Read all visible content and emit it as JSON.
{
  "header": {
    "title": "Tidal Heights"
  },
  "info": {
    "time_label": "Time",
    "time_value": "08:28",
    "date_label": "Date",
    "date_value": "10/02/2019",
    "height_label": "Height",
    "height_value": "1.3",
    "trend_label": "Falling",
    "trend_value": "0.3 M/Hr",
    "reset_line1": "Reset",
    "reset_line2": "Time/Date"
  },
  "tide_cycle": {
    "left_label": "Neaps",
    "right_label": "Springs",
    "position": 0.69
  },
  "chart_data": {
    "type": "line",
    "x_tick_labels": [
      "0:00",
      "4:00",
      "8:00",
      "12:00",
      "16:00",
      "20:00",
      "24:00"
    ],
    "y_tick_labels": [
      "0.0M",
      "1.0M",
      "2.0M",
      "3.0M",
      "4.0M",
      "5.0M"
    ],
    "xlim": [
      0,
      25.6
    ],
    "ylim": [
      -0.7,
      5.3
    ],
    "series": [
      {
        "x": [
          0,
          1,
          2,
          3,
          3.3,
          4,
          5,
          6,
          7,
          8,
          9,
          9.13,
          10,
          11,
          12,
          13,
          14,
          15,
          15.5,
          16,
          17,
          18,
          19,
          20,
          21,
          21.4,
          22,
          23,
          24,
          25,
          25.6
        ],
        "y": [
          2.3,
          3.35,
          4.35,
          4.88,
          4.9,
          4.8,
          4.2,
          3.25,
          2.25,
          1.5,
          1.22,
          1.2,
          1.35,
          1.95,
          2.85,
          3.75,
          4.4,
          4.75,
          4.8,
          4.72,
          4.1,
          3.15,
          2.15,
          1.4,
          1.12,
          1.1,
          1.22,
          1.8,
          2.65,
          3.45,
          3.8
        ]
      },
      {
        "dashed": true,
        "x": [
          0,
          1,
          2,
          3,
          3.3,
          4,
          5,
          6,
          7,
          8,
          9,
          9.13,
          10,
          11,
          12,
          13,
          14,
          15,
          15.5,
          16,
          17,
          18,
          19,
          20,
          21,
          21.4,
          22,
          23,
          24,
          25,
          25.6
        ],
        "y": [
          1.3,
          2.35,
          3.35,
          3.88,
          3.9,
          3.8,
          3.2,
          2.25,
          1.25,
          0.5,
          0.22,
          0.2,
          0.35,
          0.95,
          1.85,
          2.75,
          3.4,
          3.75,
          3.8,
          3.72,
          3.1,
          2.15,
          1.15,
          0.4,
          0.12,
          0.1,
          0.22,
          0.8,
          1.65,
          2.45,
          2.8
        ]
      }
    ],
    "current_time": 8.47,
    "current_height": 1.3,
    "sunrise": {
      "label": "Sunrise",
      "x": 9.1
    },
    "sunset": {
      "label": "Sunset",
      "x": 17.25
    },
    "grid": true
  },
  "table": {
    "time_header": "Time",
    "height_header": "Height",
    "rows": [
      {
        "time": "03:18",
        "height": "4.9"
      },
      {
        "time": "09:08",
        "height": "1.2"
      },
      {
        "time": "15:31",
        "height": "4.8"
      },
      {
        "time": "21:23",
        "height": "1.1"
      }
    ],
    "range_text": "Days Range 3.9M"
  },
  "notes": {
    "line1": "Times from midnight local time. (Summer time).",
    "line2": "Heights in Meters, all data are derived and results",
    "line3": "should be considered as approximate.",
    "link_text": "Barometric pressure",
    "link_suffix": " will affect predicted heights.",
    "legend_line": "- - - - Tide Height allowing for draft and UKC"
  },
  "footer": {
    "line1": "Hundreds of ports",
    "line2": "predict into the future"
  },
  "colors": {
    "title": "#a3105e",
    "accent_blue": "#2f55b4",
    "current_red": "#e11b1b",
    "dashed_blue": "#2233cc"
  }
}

Aim => Extract the listing in its entirety and repeat it exactly.

Exercise solution =>
Read all visible content and emit it as JSON.
{
  "header": {
    "title": "Tidal Heights"
  },
  "info": {
    "time_label": "Time",
    "time_value": "08:28",
    "date_label": "Date",
    "date_value": "10/02/2019",
    "height_label": "Height",
    "height_value": "1.3",
    "trend_label": "Falling",
    "trend_value": "0.3 M/Hr",
    "reset_line1": "Reset",
    "reset_line2": "Time/Date"
  },
  "tide_cycle": {
    "left_label": "Neaps",
    "right_label": "Springs",
    "position": 0.69
  },
  "chart_data": {
    "type": "line",
    "x_tick_labels": [
      "0:00",
      "4:00",
      "8:00",
      "12:00",
      "16:00",
      "20:00",
      "24:00"
    ],
    "y_tick_labels": [
      "0.0M",
      "1.0M",
      "2.0M",
      "3.0M",
      "4.0M",
      "5.0M"
    ],
    "xlim": [
      0,
      25.6
    ],
    "ylim": [
      -0.7,
      5.3
    ],
    "series": [
      {
        "x": [
          0,
          1,
          2,
          3,
          3.3,
          4,
          5,
          6,
          7,
          8,
          9,
          9.13,
          10,
          11,
          12,
          13,
          14,
          15,
          15.5,
          16,
          17,
          18,
          19,
          20,
          21,
          21.4,
          22,
          23,
          24,
          25,
          25.6
        ],
        "y": [
          2.3,
          3.35,
          4.35,
          4.88,
          4.9,
          4.8,
          4.2,
          3.25,
          2.25,
          1.5,
          1.22,
          1.2,
          1.35,
          1.95,
          2.85,
          3.75,
          4.4,
          4.75,
          4.8,
          4.72,
          4.1,
          3.15,
          2.15,
          1.4,
          1.12,
          1.1,
          1.22,
          1.8,
          2.65,
          3.45,
          3.8
        ]
      },
      {
        "dashed": true,
        "x": [
          0,
          1,
          2,
          3,
          3.3,
          4,
          5,
          6,
          7,
          8,
          9,
          9.13,
          10,
          11,
          12,
          13,
          14,
          15,
          15.5,
          16,
          17,
          18,
          19,
          20,
          21,
          21.4,
          22,
          23,
          24,
          25,
          25.6
        ],
        "y": [
          1.3,
          2.35,
          3.35,
          3.88,
          3.9,
          3.8,
          3.2,
          2.25,
          1.25,
          0.5,
          0.22,
          0.2,
          0.35,
          0.95,
          1.85,
          2.75,
          3.4,
          3.75,
          3.8,
          3.72,
          3.1,
          2.15,
          1.15,
          0.4,
          0.12,
          0.1,
          0.22,
          0.8,
          1.65,
          2.45,
          2.8
        ]
      }
    ],
    "current_time": 8.47,
    "current_height": 1.3,
    "sunrise": {
      "label": "Sunrise",
      "x": 9.1
    },
    "sunset": {
      "label": "Sunset",
      "x": 17.25
    },
    "grid": true
  },
  "table": {
    "time_header": "Time",
    "height_header": "Height",
    "rows": [
      {
        "time": "03:18",
        "height": "4.9"
      },
      {
        "time": "09:08",
        "height": "1.2"
      },
      {
        "time": "15:31",
        "height": "4.8"
      },
      {
        "time": "21:23",
        "height": "1.1"
      }
    ],
    "range_text": "Days Range 3.9M"
  },
  "notes": {
    "line1": "Times from midnight local time. (Summer time).",
    "line2": "Heights in Meters, all data are derived and results",
    "line3": "should be considered as approximate.",
    "link_text": "Barometric pressure",
    "link_suffix": " will affect predicted heights.",
    "legend_line": "- - - - Tide Height allowing for draft and UKC"
  },
  "footer": {
    "line1": "Hundreds of ports",
    "line2": "predict into the future"
  },
  "colors": {
    "title": "#a3105e",
    "accent_blue": "#2f55b4",
    "current_red": "#e11b1b",
    "dashed_blue": "#2233cc"
  }
}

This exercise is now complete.